(The request) From the listing below, pull out the lines that hold "ylabel".

(Records to use)
────────────────────

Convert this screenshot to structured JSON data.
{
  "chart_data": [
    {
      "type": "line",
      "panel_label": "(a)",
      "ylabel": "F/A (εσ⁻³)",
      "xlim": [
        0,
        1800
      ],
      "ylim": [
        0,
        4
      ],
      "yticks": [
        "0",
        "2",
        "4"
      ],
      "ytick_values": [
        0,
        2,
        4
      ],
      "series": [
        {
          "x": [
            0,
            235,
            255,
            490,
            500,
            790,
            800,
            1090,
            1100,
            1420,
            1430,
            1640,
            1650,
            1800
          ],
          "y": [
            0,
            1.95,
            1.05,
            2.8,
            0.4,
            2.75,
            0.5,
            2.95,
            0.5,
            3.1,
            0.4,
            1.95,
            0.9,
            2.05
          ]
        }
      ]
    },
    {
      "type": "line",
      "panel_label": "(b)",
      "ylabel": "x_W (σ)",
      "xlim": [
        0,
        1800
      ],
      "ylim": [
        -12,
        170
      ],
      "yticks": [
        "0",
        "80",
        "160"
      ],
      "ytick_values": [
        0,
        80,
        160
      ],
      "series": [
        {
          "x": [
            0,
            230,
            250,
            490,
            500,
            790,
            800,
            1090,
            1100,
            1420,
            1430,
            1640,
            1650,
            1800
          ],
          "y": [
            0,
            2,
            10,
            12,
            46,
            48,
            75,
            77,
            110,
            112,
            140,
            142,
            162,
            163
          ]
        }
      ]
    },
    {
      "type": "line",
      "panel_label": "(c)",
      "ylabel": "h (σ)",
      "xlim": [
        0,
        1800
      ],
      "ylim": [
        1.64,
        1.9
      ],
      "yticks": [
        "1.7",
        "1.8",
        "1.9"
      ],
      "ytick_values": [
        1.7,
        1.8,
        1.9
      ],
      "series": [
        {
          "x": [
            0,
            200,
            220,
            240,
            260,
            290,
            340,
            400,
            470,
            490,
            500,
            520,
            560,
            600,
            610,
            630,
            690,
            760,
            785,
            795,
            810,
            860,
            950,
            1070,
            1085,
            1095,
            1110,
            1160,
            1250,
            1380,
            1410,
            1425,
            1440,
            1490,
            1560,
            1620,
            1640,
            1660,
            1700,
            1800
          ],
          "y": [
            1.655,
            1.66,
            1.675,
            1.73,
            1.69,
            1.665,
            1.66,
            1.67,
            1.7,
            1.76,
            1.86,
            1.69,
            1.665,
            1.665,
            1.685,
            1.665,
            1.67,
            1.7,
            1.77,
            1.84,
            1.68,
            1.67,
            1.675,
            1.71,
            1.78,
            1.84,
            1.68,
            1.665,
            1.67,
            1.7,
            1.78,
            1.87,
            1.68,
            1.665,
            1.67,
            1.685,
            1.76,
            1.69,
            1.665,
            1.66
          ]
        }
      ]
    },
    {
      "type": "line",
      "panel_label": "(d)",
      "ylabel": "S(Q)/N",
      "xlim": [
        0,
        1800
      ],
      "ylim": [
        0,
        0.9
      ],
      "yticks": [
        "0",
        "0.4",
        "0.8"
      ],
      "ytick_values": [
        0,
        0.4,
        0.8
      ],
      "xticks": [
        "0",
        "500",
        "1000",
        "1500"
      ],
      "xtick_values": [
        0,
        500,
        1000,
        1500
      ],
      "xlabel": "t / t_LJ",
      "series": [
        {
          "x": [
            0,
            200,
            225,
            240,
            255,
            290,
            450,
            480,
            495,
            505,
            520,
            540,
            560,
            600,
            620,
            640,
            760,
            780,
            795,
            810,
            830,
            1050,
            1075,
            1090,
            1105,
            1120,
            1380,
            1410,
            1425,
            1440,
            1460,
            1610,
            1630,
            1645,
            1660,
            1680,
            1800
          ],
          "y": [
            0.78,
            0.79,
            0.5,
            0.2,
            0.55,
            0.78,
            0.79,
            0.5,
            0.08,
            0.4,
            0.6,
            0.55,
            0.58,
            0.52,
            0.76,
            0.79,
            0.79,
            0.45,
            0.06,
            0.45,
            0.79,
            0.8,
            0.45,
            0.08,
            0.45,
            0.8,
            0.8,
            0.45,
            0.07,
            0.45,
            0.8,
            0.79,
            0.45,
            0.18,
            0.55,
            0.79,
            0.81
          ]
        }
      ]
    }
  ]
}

────────────────────

(The response)
      "ylabel": "F/A (εσ⁻³)",
      "ylabel": "x_W (σ)",
      "ylabel": "h (σ)",
      "ylabel": "S(Q)/N",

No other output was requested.